(Records contained in a dataset)
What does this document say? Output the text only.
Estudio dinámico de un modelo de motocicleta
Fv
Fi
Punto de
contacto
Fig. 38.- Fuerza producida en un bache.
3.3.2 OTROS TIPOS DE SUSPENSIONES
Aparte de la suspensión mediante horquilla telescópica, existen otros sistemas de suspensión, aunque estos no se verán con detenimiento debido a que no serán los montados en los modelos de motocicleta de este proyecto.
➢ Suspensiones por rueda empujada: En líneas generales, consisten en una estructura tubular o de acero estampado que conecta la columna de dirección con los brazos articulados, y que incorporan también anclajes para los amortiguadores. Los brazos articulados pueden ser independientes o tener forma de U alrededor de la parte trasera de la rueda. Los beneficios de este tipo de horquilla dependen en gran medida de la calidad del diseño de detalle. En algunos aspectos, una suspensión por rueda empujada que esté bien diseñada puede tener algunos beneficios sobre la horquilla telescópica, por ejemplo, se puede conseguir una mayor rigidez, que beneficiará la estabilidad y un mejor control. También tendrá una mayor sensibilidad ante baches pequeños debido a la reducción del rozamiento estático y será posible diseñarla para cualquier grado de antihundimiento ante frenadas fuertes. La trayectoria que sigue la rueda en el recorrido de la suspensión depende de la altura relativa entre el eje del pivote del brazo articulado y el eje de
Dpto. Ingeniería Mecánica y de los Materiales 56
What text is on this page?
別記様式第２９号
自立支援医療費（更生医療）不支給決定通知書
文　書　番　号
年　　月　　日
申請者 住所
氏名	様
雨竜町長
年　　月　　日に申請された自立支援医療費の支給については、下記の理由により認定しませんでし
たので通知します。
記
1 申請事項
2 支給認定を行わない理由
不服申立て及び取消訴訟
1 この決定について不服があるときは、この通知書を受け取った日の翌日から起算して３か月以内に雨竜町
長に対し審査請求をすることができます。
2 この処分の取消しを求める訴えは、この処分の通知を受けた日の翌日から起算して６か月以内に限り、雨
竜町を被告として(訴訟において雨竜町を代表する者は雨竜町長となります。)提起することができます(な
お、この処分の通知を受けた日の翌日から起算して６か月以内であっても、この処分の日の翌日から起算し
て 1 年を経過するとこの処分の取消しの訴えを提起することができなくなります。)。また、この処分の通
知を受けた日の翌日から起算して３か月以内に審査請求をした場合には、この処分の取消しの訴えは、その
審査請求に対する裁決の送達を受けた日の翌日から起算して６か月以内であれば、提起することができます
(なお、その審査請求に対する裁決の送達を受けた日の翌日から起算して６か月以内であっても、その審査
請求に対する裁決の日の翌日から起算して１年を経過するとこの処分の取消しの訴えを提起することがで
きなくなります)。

#### PROBLEM TO SOLVE:
Write out exactly the lines starting with the one that holds "What text is on this page?" and running through the last line above.

#### FINISHED TASK:
What text is on this page?
別記様式第２９号
自立支援医療費（更生医療）不支給決定通知書
文　書　番　号
年　　月　　日
申請者 住所
氏名	様
雨竜町長
年　　月　　日に申請された自立支援医療費の支給については、下記の理由により認定しませんでし
たので通知します。
記
1 申請事項
2 支給認定を行わない理由
不服申立て及び取消訴訟
1 この決定について不服があるときは、この通知書を受け取った日の翌日から起算して３か月以内に雨竜町
長に対し審査請求をすることができます。
2 この処分の取消しを求める訴えは、この処分の通知を受けた日の翌日から起算して６か月以内に限り、雨
竜町を被告として(訴訟において雨竜町を代表する者は雨竜町長となります。)提起することができます(な
お、この処分の通知を受けた日の翌日から起算して６か月以内であっても、この処分の日の翌日から起算し
て 1 年を経過するとこの処分の取消しの訴えを提起することができなくなります。)。また、この処分の通
知を受けた日の翌日から起算して３か月以内に審査請求をした場合には、この処分の取消しの訴えは、その
審査請求に対する裁決の送達を受けた日の翌日から起算して６か月以内であれば、提起することができます
(なお、その審査請求に対する裁決の送達を受けた日の翌日から起算して６か月以内であっても、その審査
請求に対する裁決の日の翌日から起算して１年を経過するとこの処分の取消しの訴えを提起することがで
きなくなります)。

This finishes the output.